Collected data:
____
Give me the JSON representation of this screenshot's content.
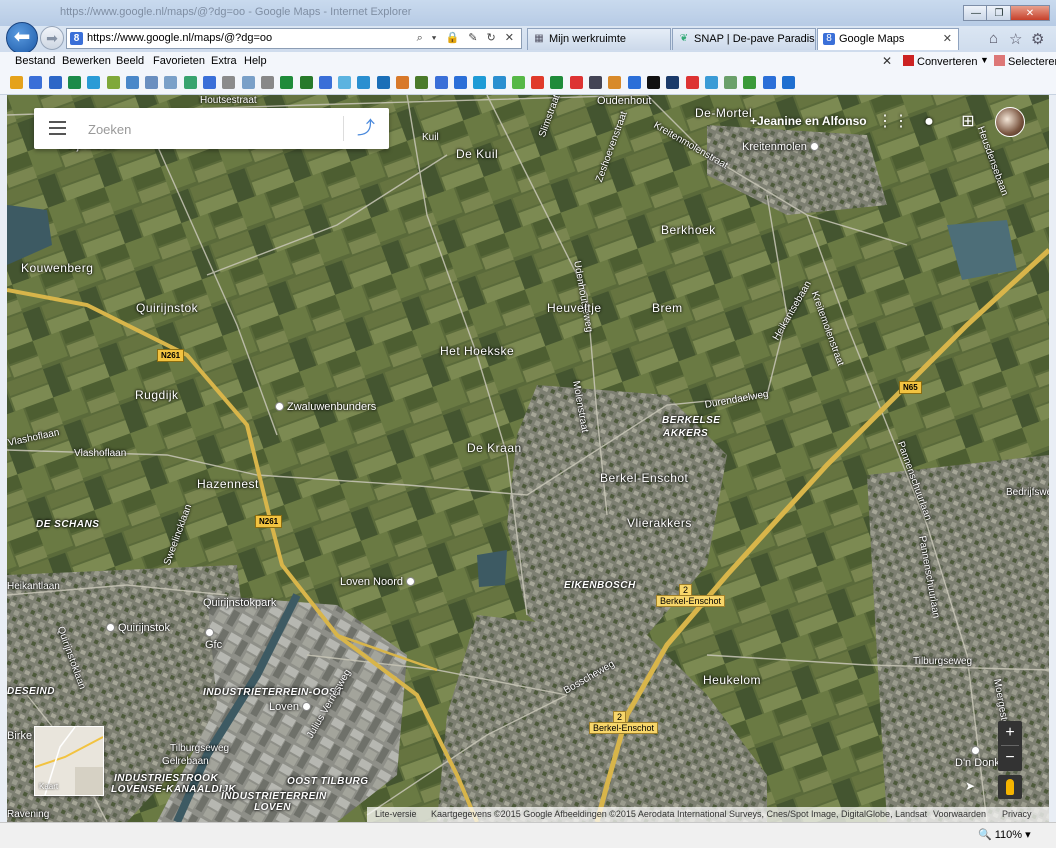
{
  "browser": {
    "window_title": "https://www.google.nl/maps/@?dg=oo - Google Maps - Internet Explorer",
    "url_scheme": "https://",
    "url_host": "www.google.nl",
    "url_path": "/maps/@?dg=oo",
    "address_icons": "⌕ ▾ 🔒 ✎ ↻ ✕",
    "tabs": [
      {
        "label": "Mijn werkruimte",
        "icon": "grid-icon"
      },
      {
        "label": "SNAP | De-pave Paradise i...",
        "icon": "leaf-icon"
      },
      {
        "label": "Google Maps",
        "icon": "google-icon",
        "active": true
      }
    ],
    "close_tab": "✕",
    "menu": [
      "Bestand",
      "Bewerken",
      "Beeld",
      "Favorieten",
      "Extra",
      "Help"
    ],
    "toolbar_close": "✕",
    "convert_label": "Converteren",
    "select_label": "Selecteren",
    "zoom_level": "🔍 110%  ▾",
    "window_buttons": {
      "minimize": "—",
      "maximize": "❐",
      "close": "✕"
    }
  },
  "map": {
    "search_placeholder": "Zoeken",
    "user_name": "+Jeanine en Alfonso",
    "places": [
      {
        "name": "Houtsestraat",
        "cls": "road"
      },
      {
        "name": "Oudenhout",
        "cls": ""
      },
      {
        "name": "De-Mortel",
        "cls": "big"
      },
      {
        "name": "Kuil",
        "cls": "road"
      },
      {
        "name": "De Kuil",
        "cls": "big"
      },
      {
        "name": "Slimstraat",
        "cls": "road"
      },
      {
        "name": "Zeshoevenstraat",
        "cls": "road"
      },
      {
        "name": "Kreitenmolenstraat",
        "cls": "road"
      },
      {
        "name": "Heusdensebaan",
        "cls": "road"
      },
      {
        "name": "Vijfhuizen",
        "cls": ""
      },
      {
        "name": "Udenhoutseweg",
        "cls": "road"
      },
      {
        "name": "Berkhoek",
        "cls": "big"
      },
      {
        "name": "Kouwenberg",
        "cls": "big"
      },
      {
        "name": "Quirijnstok",
        "cls": "big"
      },
      {
        "name": "Heuveltje",
        "cls": "big"
      },
      {
        "name": "Brem",
        "cls": "big"
      },
      {
        "name": "Kreitemolenstraat",
        "cls": "road"
      },
      {
        "name": "Het Hoekske",
        "cls": "big"
      },
      {
        "name": "Heikantsebaan",
        "cls": "road"
      },
      {
        "name": "Molenstraat",
        "cls": "road"
      },
      {
        "name": "Rugdijk",
        "cls": "big"
      },
      {
        "name": "Durendaelweg",
        "cls": "road"
      },
      {
        "name": "BERKELSE",
        "cls": "district"
      },
      {
        "name": "AKKERS",
        "cls": "district"
      },
      {
        "name": "Pannenschuurlaan",
        "cls": "road"
      },
      {
        "name": "Vlashoflaan",
        "cls": "road"
      },
      {
        "name": "Vlashoflaan",
        "cls": "road"
      },
      {
        "name": "Hazennest",
        "cls": "big"
      },
      {
        "name": "De Kraan",
        "cls": "big"
      },
      {
        "name": "Berkel-Enschot",
        "cls": "big"
      },
      {
        "name": "Bedrijfsweg",
        "cls": "road"
      },
      {
        "name": "Vlierakkers",
        "cls": "big"
      },
      {
        "name": "DE SCHANS",
        "cls": "district"
      },
      {
        "name": "Sweelincklaan",
        "cls": "road"
      },
      {
        "name": "Pannenschuurlaan",
        "cls": "road"
      },
      {
        "name": "Heikantlaan",
        "cls": "road"
      },
      {
        "name": "EIKENBOSCH",
        "cls": "district"
      },
      {
        "name": "Quirijnstokpark",
        "cls": ""
      },
      {
        "name": "Quirijnstoklaan",
        "cls": "road"
      },
      {
        "name": "Tilburgseweg",
        "cls": "road"
      },
      {
        "name": "Moergestelse",
        "cls": "road"
      },
      {
        "name": "Heukelom",
        "cls": "big"
      },
      {
        "name": "Bosscheweg",
        "cls": "road"
      },
      {
        "name": "DESEIND",
        "cls": "district"
      },
      {
        "name": "INDUSTRIETERREIN-OOST",
        "cls": "district"
      },
      {
        "name": "Julius Vernesweg",
        "cls": "road"
      },
      {
        "name": "Gelrebaan",
        "cls": "road"
      },
      {
        "name": "INDUSTRIESTROOK",
        "cls": "district"
      },
      {
        "name": "LOVENSE-KANAALDIJK",
        "cls": "district"
      },
      {
        "name": "OOST TILBURG",
        "cls": "district"
      },
      {
        "name": "INDUSTRIETERREIN",
        "cls": "district"
      },
      {
        "name": "LOVEN",
        "cls": "district"
      },
      {
        "name": "Kaart",
        "cls": ""
      },
      {
        "name": "Birke",
        "cls": ""
      },
      {
        "name": "Tilburgseweg",
        "cls": "road"
      },
      {
        "name": "Ravening",
        "cls": "road"
      }
    ],
    "pois": [
      {
        "name": "Kreitenmolen",
        "icon": "building-icon"
      },
      {
        "name": "Zwaluwenbunders",
        "icon": "building-icon"
      },
      {
        "name": "Loven Noord",
        "icon": "building-icon"
      },
      {
        "name": "Quirijnstok",
        "icon": "building-icon"
      },
      {
        "name": "Gfc",
        "icon": "building-icon"
      },
      {
        "name": "Loven",
        "icon": "building-icon"
      },
      {
        "name": "D'n Donk",
        "icon": "tree-icon"
      }
    ],
    "shields": [
      {
        "label": "N261"
      },
      {
        "label": "N261"
      },
      {
        "label": "N65"
      }
    ],
    "exits": [
      {
        "number": "2",
        "label": "Berkel-Enschot"
      },
      {
        "number": "2",
        "label": "Berkel-Enschot"
      }
    ],
    "minimap_label": "Kaart",
    "zoom_in": "+",
    "zoom_out": "−",
    "compass": "➤",
    "attribution": {
      "lite": "Lite-versie",
      "data": "Kaartgegevens ©2015 Google Afbeeldingen ©2015 Aerodata International Surveys, Cnes/Spot Image, DigitalGlobe, Landsat",
      "terms": "Voorwaarden",
      "privacy": "Privacy"
    },
    "colors": {
      "field_dark": "#4b5e34",
      "field_mid": "#6b7b45",
      "field_light": "#8a9359",
      "urban": "#8a8d83",
      "highway": "#d8b54a",
      "road": "#c9c7b8",
      "water": "#3d5a63"
    }
  }
}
____
TASK BRIEF: Quote the data above in full and without alteration; skip the pictures.

RESPONSE:
Give me the JSON representation of this screenshot's content.
{
  "browser": {
    "window_title": "https://www.google.nl/maps/@?dg=oo - Google Maps - Internet Explorer",
    "url_scheme": "https://",
    "url_host": "www.google.nl",
    "url_path": "/maps/@?dg=oo",
    "address_icons": "⌕ ▾ 🔒 ✎ ↻ ✕",
    "tabs": [
      {
        "label": "Mijn werkruimte",
        "icon": "grid-icon"
      },
      {
        "label": "SNAP | De-pave Paradise i...",
        "icon": "leaf-icon"
      },
      {
        "label": "Google Maps",
        "icon": "google-icon",
        "active": true
      }
    ],
    "close_tab": "✕",
    "menu": [
      "Bestand",
      "Bewerken",
      "Beeld",
      "Favorieten",
      "Extra",
      "Help"
    ],
    "toolbar_close": "✕",
    "convert_label": "Converteren",
    "select_label": "Selecteren",
    "zoom_level": "🔍 110%  ▾",
    "window_buttons": {
      "minimize": "—",
      "maximize": "❐",
      "close": "✕"
    }
  },
  "map": {
    "search_placeholder": "Zoeken",
    "user_name": "+Jeanine en Alfonso",
    "places": [
      {
        "name": "Houtsestraat",
        "cls": "road"
      },
      {
        "name": "Oudenhout",
        "cls": ""
      },
      {
        "name": "De-Mortel",
        "cls": "big"
      },
      {
        "name": "Kuil",
        "cls": "road"
      },
      {
        "name": "De Kuil",
        "cls": "big"
      },
      {
        "name": "Slimstraat",
        "cls": "road"
      },
      {
        "name": "Zeshoevenstraat",
        "cls": "road"
      },
      {
        "name": "Kreitenmolenstraat",
        "cls": "road"
      },
      {
        "name": "Heusdensebaan",
        "cls": "road"
      },
      {
        "name": "Vijfhuizen",
        "cls": ""
      },
      {
        "name": "Udenhoutseweg",
        "cls": "road"
      },
      {
        "name": "Berkhoek",
        "cls": "big"
      },
      {
        "name": "Kouwenberg",
        "cls": "big"
      },
      {
        "name": "Quirijnstok",
        "cls": "big"
      },
      {
        "name": "Heuveltje",
        "cls": "big"
      },
      {
        "name": "Brem",
        "cls": "big"
      },
      {
        "name": "Kreitemolenstraat",
        "cls": "road"
      },
      {
        "name": "Het Hoekske",
        "cls": "big"
      },
      {
        "name": "Heikantsebaan",
        "cls": "road"
      },
      {
        "name": "Molenstraat",
        "cls": "road"
      },
      {
        "name": "Rugdijk",
        "cls": "big"
      },
      {
        "name": "Durendaelweg",
        "cls": "road"
      },
      {
        "name": "BERKELSE",
        "cls": "district"
      },
      {
        "name": "AKKERS",
        "cls": "district"
      },
      {
        "name": "Pannenschuurlaan",
        "cls": "road"
      },
      {
        "name": "Vlashoflaan",
        "cls": "road"
      },
      {
        "name": "Vlashoflaan",
        "cls": "road"
      },
      {
        "name": "Hazennest",
        "cls": "big"
      },
      {
        "name": "De Kraan",
        "cls": "big"
      },
      {
        "name": "Berkel-Enschot",
        "cls": "big"
      },
      {
        "name": "Bedrijfsweg",
        "cls": "road"
      },
      {
        "name": "Vlierakkers",
        "cls": "big"
      },
      {
        "name": "DE SCHANS",
        "cls": "district"
      },
      {
        "name": "Sweelincklaan",
        "cls": "road"
      },
      {
        "name": "Pannenschuurlaan",
        "cls": "road"
      },
      {
        "name": "Heikantlaan",
        "cls": "road"
      },
      {
        "name": "EIKENBOSCH",
        "cls": "district"
      },
      {
        "name": "Quirijnstokpark",
        "cls": ""
      },
      {
        "name": "Quirijnstoklaan",
        "cls": "road"
      },
      {
        "name": "Tilburgseweg",
        "cls": "road"
      },
      {
        "name": "Moergestelse",
        "cls": "road"
      },
      {
        "name": "Heukelom",
        "cls": "big"
      },
      {
        "name": "Bosscheweg",
        "cls": "road"
      },
      {
        "name": "DESEIND",
        "cls": "district"
      },
      {
        "name": "INDUSTRIETERREIN-OOST",
        "cls": "district"
      },
      {
        "name": "Julius Vernesweg",
        "cls": "road"
      },
      {
        "name": "Gelrebaan",
        "cls": "road"
      },
      {
        "name": "INDUSTRIESTROOK",
        "cls": "district"
      },
      {
        "name": "LOVENSE-KANAALDIJK",
        "cls": "district"
      },
      {
        "name": "OOST TILBURG",
        "cls": "district"
      },
      {
        "name": "INDUSTRIETERREIN",
        "cls": "district"
      },
      {
        "name": "LOVEN",
        "cls": "district"
      },
      {
        "name": "Kaart",
        "cls": ""
      },
      {
        "name": "Birke",
        "cls": ""
      },
      {
        "name": "Tilburgseweg",
        "cls": "road"
      },
      {
        "name": "Ravening",
        "cls": "road"
      }
    ],
    "pois": [
      {
        "name": "Kreitenmolen",
        "icon": "building-icon"
      },
      {
        "name": "Zwaluwenbunders",
        "icon": "building-icon"
      },
      {
        "name": "Loven Noord",
        "icon": "building-icon"
      },
      {
        "name": "Quirijnstok",
        "icon": "building-icon"
      },
      {
        "name": "Gfc",
        "icon": "building-icon"
      },
      {
        "name": "Loven",
        "icon": "building-icon"
      },
      {
        "name": "D'n Donk",
        "icon": "tree-icon"
      }
    ],
    "shields": [
      {
        "label": "N261"
      },
      {
        "label": "N261"
      },
      {
        "label": "N65"
      }
    ],
    "exits": [
      {
        "number": "2",
        "label": "Berkel-Enschot"
      },
      {
        "number": "2",
        "label": "Berkel-Enschot"
      }
    ],
    "minimap_label": "Kaart",
    "zoom_in": "+",
    "zoom_out": "−",
    "compass": "➤",
    "attribution": {
      "lite": "Lite-versie",
      "data": "Kaartgegevens ©2015 Google Afbeeldingen ©2015 Aerodata International Surveys, Cnes/Spot Image, DigitalGlobe, Landsat",
      "terms": "Voorwaarden",
      "privacy": "Privacy"
    },
    "colors": {
      "field_dark": "#4b5e34",
      "field_mid": "#6b7b45",
      "field_light": "#8a9359",
      "urban": "#8a8d83",
      "highway": "#d8b54a",
      "road": "#c9c7b8",
      "water": "#3d5a63"
    }
  }
}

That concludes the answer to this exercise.